▶ **WHAT TO PRODUCE**: Repeat the material below word for word and leave out all pictures.

▶ **DATA TO PROCESS**:
[START]
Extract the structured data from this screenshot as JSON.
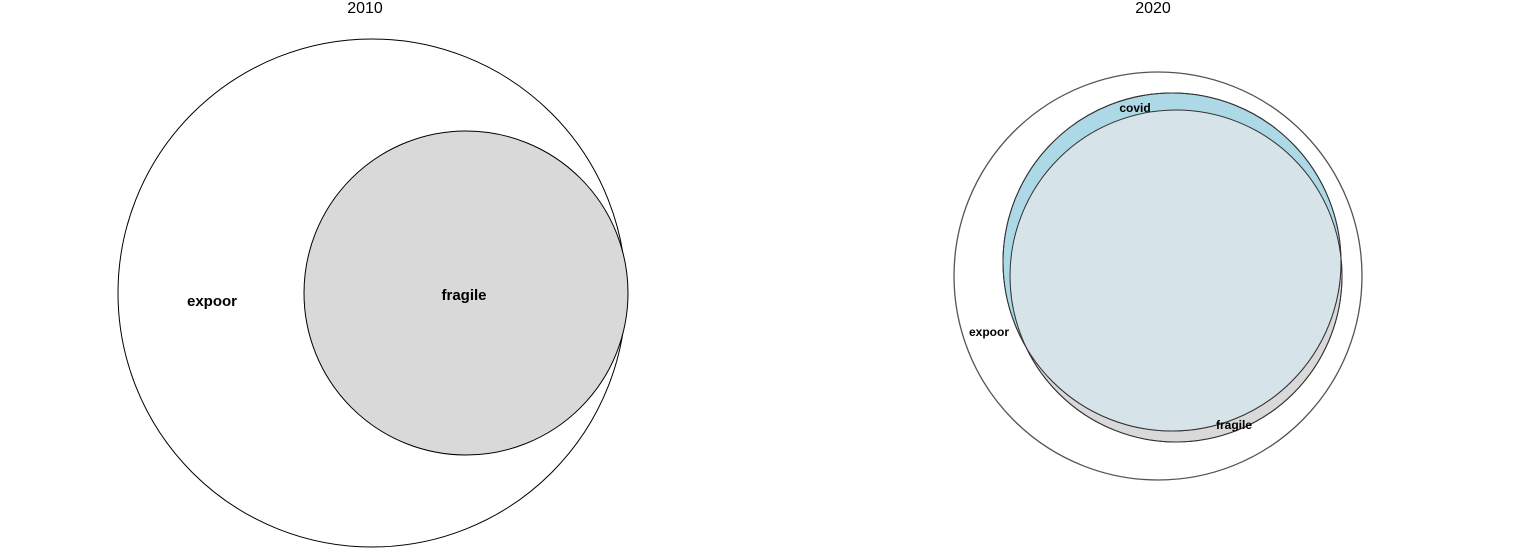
{
  "panels": [
    {
      "title": "2010",
      "sets": [
        {
          "name": "expoor",
          "fill": "#ffffff",
          "stroke": "#000000"
        },
        {
          "name": "fragile",
          "fill": "#d9d9d9",
          "stroke": "#000000"
        }
      ]
    },
    {
      "title": "2020",
      "sets": [
        {
          "name": "expoor",
          "fill": "#ffffff",
          "stroke": "#555555"
        },
        {
          "name": "covid",
          "fill": "#add8e6",
          "stroke": "#333333"
        },
        {
          "name": "fragile",
          "fill": "#d9d9d9",
          "stroke": "#333333"
        }
      ],
      "overlap_fill": "#d6e4ea"
    }
  ]
}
[END]
▶ **EXERCISE ANSWER**:
Extract the structured data from this screenshot as JSON.
{
  "panels": [
    {
      "title": "2010",
      "sets": [
        {
          "name": "expoor",
          "fill": "#ffffff",
          "stroke": "#000000"
        },
        {
          "name": "fragile",
          "fill": "#d9d9d9",
          "stroke": "#000000"
        }
      ]
    },
    {
      "title": "2020",
      "sets": [
        {
          "name": "expoor",
          "fill": "#ffffff",
          "stroke": "#555555"
        },
        {
          "name": "covid",
          "fill": "#add8e6",
          "stroke": "#333333"
        },
        {
          "name": "fragile",
          "fill": "#d9d9d9",
          "stroke": "#333333"
        }
      ],
      "overlap_fill": "#d6e4ea"
    }
  ]
}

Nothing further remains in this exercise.